## BEGIN

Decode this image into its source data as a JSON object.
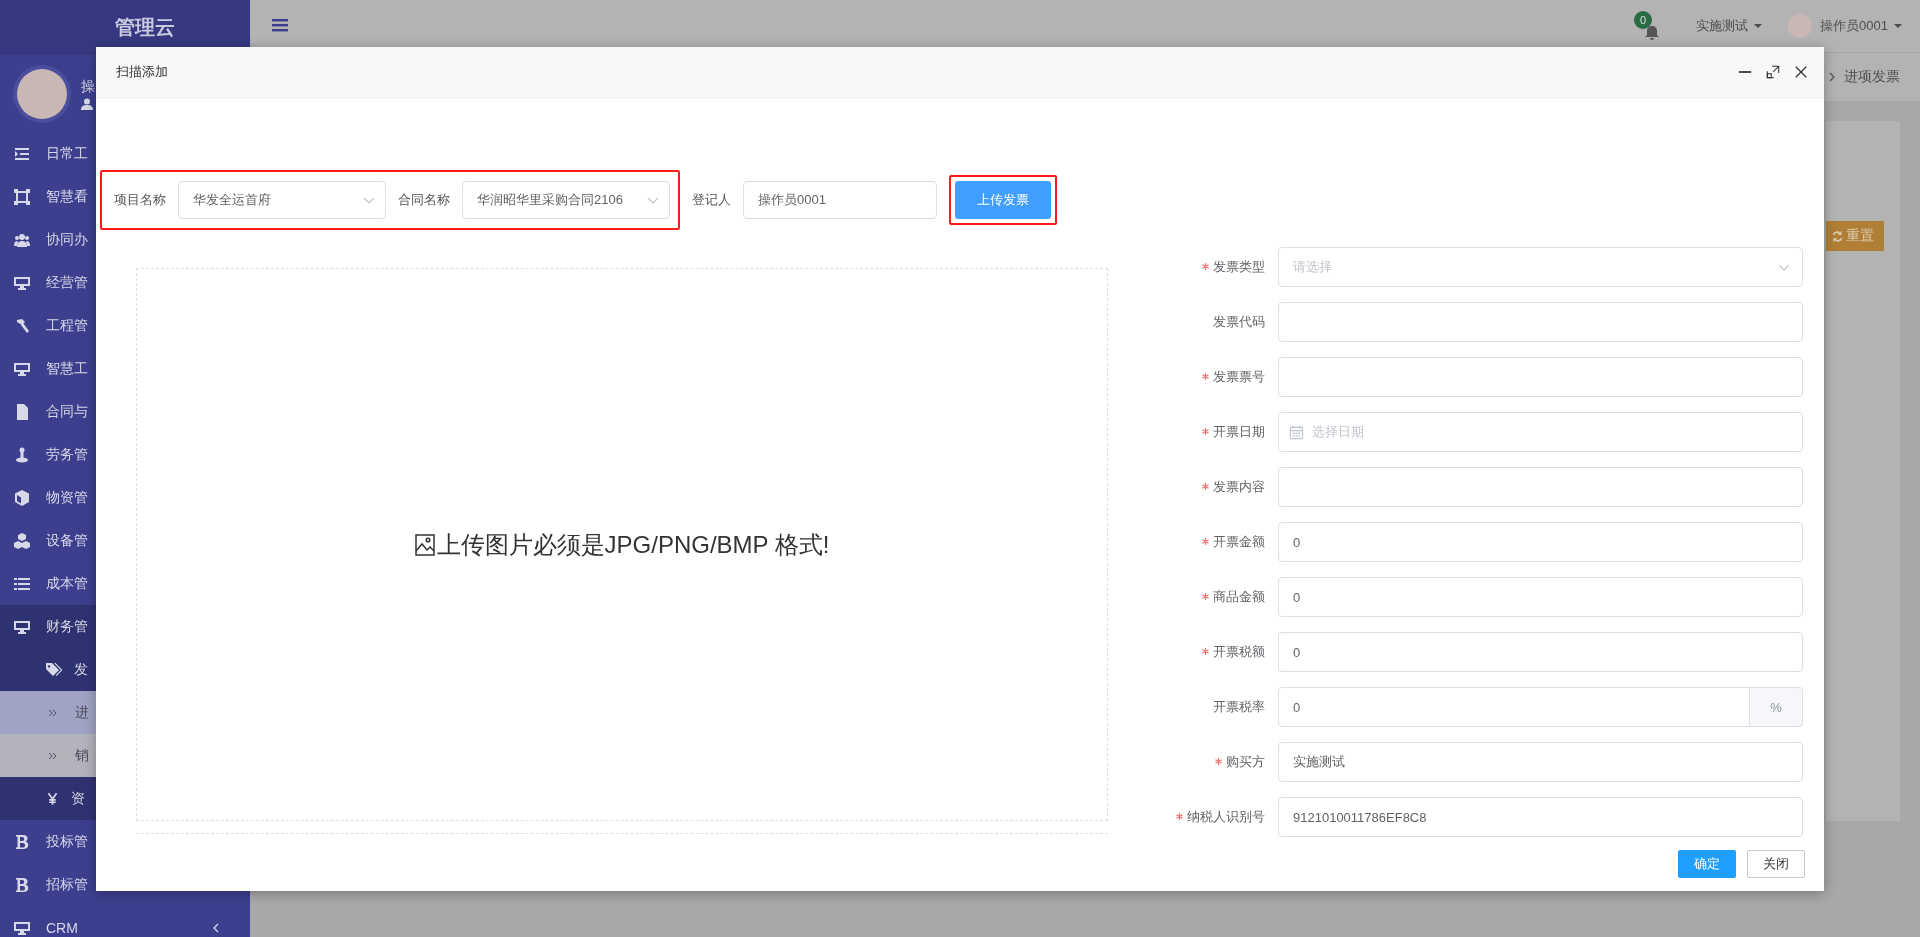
{
  "sidebar": {
    "logo": "管理云",
    "user_name": "操",
    "items": [
      {
        "label": "日常工",
        "selected": false,
        "hover": false
      },
      {
        "label": "智慧看",
        "selected": false,
        "hover": false
      },
      {
        "label": "协同办",
        "selected": false,
        "hover": false
      },
      {
        "label": "经营管",
        "selected": false,
        "hover": false
      },
      {
        "label": "工程管",
        "selected": false,
        "hover": false
      },
      {
        "label": "智慧工",
        "selected": false,
        "hover": false
      },
      {
        "label": "合同与",
        "selected": false,
        "hover": false
      },
      {
        "label": "劳务管",
        "selected": false,
        "hover": false
      },
      {
        "label": "物资管",
        "selected": false,
        "hover": false
      },
      {
        "label": "设备管",
        "selected": false,
        "hover": false
      },
      {
        "label": "成本管",
        "selected": false,
        "hover": false
      },
      {
        "label": "财务管",
        "selected": false,
        "hover": false,
        "expanded": true,
        "children": [
          {
            "label": "发",
            "selected": false,
            "hover": false,
            "expanded": true,
            "children": [
              {
                "label": "进",
                "selected": true,
                "hover": false
              },
              {
                "label": "销",
                "selected": false,
                "hover": true
              }
            ]
          },
          {
            "label": "资",
            "selected": false,
            "hover": false
          }
        ]
      },
      {
        "label": "投标管",
        "selected": false,
        "hover": false
      },
      {
        "label": "招标管",
        "selected": false,
        "hover": false
      },
      {
        "label": "CRM",
        "selected": false,
        "hover": false,
        "expandable": true
      }
    ]
  },
  "topbar": {
    "notification_count": "0",
    "organization": "实施测试",
    "user": "操作员0001"
  },
  "breadcrumb": {
    "current": "进项发票"
  },
  "background_page": {
    "reset_button": "重置"
  },
  "dialog": {
    "title": "扫描添加",
    "top_row": {
      "highlighted": true,
      "project": {
        "label": "项目名称",
        "value": "华发全运首府"
      },
      "contract": {
        "label": "合同名称",
        "value": "华润昭华里采购合同2106"
      }
    },
    "registrar": {
      "label": "登记人",
      "value": "操作员0001"
    },
    "upload_button": {
      "label": "上传发票",
      "highlighted": true
    },
    "upload_area": {
      "hint": "上传图片必须是JPG/PNG/BMP 格式!"
    },
    "form": [
      {
        "label": "发票类型",
        "required": true,
        "kind": "select",
        "placeholder": "请选择"
      },
      {
        "label": "发票代码",
        "required": false,
        "kind": "text"
      },
      {
        "label": "发票票号",
        "required": true,
        "kind": "text"
      },
      {
        "label": "开票日期",
        "required": true,
        "kind": "date",
        "placeholder": "选择日期"
      },
      {
        "label": "发票内容",
        "required": true,
        "kind": "text"
      },
      {
        "label": "开票金额",
        "required": true,
        "kind": "text",
        "value": "0"
      },
      {
        "label": "商品金额",
        "required": true,
        "kind": "text",
        "value": "0"
      },
      {
        "label": "开票税额",
        "required": true,
        "kind": "text",
        "value": "0"
      },
      {
        "label": "开票税率",
        "required": false,
        "kind": "percent",
        "value": "0",
        "suffix": "%"
      },
      {
        "label": "购买方",
        "required": true,
        "kind": "text",
        "value": "实施测试"
      },
      {
        "label": "纳税人识别号",
        "required": true,
        "kind": "text",
        "value": "9121010011786EF8C8"
      }
    ],
    "buttons": [
      {
        "label": "确定",
        "kind": "primary"
      },
      {
        "label": "关闭",
        "kind": "default"
      }
    ]
  }
}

## END

(PROBLEM REQUIREMENTS) Pictures in the records above should not be copied. Repeat everything else exactly.

(SOLUTION TO THE PROBLEM)
Decode this image into its source data as a JSON object.
{
  "sidebar": {
    "logo": "管理云",
    "user_name": "操",
    "items": [
      {
        "label": "日常工",
        "selected": false,
        "hover": false
      },
      {
        "label": "智慧看",
        "selected": false,
        "hover": false
      },
      {
        "label": "协同办",
        "selected": false,
        "hover": false
      },
      {
        "label": "经营管",
        "selected": false,
        "hover": false
      },
      {
        "label": "工程管",
        "selected": false,
        "hover": false
      },
      {
        "label": "智慧工",
        "selected": false,
        "hover": false
      },
      {
        "label": "合同与",
        "selected": false,
        "hover": false
      },
      {
        "label": "劳务管",
        "selected": false,
        "hover": false
      },
      {
        "label": "物资管",
        "selected": false,
        "hover": false
      },
      {
        "label": "设备管",
        "selected": false,
        "hover": false
      },
      {
        "label": "成本管",
        "selected": false,
        "hover": false
      },
      {
        "label": "财务管",
        "selected": false,
        "hover": false,
        "expanded": true,
        "children": [
          {
            "label": "发",
            "selected": false,
            "hover": false,
            "expanded": true,
            "children": [
              {
                "label": "进",
                "selected": true,
                "hover": false
              },
              {
                "label": "销",
                "selected": false,
                "hover": true
              }
            ]
          },
          {
            "label": "资",
            "selected": false,
            "hover": false
          }
        ]
      },
      {
        "label": "投标管",
        "selected": false,
        "hover": false
      },
      {
        "label": "招标管",
        "selected": false,
        "hover": false
      },
      {
        "label": "CRM",
        "selected": false,
        "hover": false,
        "expandable": true
      }
    ]
  },
  "topbar": {
    "notification_count": "0",
    "organization": "实施测试",
    "user": "操作员0001"
  },
  "breadcrumb": {
    "current": "进项发票"
  },
  "background_page": {
    "reset_button": "重置"
  },
  "dialog": {
    "title": "扫描添加",
    "top_row": {
      "highlighted": true,
      "project": {
        "label": "项目名称",
        "value": "华发全运首府"
      },
      "contract": {
        "label": "合同名称",
        "value": "华润昭华里采购合同2106"
      }
    },
    "registrar": {
      "label": "登记人",
      "value": "操作员0001"
    },
    "upload_button": {
      "label": "上传发票",
      "highlighted": true
    },
    "upload_area": {
      "hint": "上传图片必须是JPG/PNG/BMP 格式!"
    },
    "form": [
      {
        "label": "发票类型",
        "required": true,
        "kind": "select",
        "placeholder": "请选择"
      },
      {
        "label": "发票代码",
        "required": false,
        "kind": "text"
      },
      {
        "label": "发票票号",
        "required": true,
        "kind": "text"
      },
      {
        "label": "开票日期",
        "required": true,
        "kind": "date",
        "placeholder": "选择日期"
      },
      {
        "label": "发票内容",
        "required": true,
        "kind": "text"
      },
      {
        "label": "开票金额",
        "required": true,
        "kind": "text",
        "value": "0"
      },
      {
        "label": "商品金额",
        "required": true,
        "kind": "text",
        "value": "0"
      },
      {
        "label": "开票税额",
        "required": true,
        "kind": "text",
        "value": "0"
      },
      {
        "label": "开票税率",
        "required": false,
        "kind": "percent",
        "value": "0",
        "suffix": "%"
      },
      {
        "label": "购买方",
        "required": true,
        "kind": "text",
        "value": "实施测试"
      },
      {
        "label": "纳税人识别号",
        "required": true,
        "kind": "text",
        "value": "9121010011786EF8C8"
      }
    ],
    "buttons": [
      {
        "label": "确定",
        "kind": "primary"
      },
      {
        "label": "关闭",
        "kind": "default"
      }
    ]
  }
}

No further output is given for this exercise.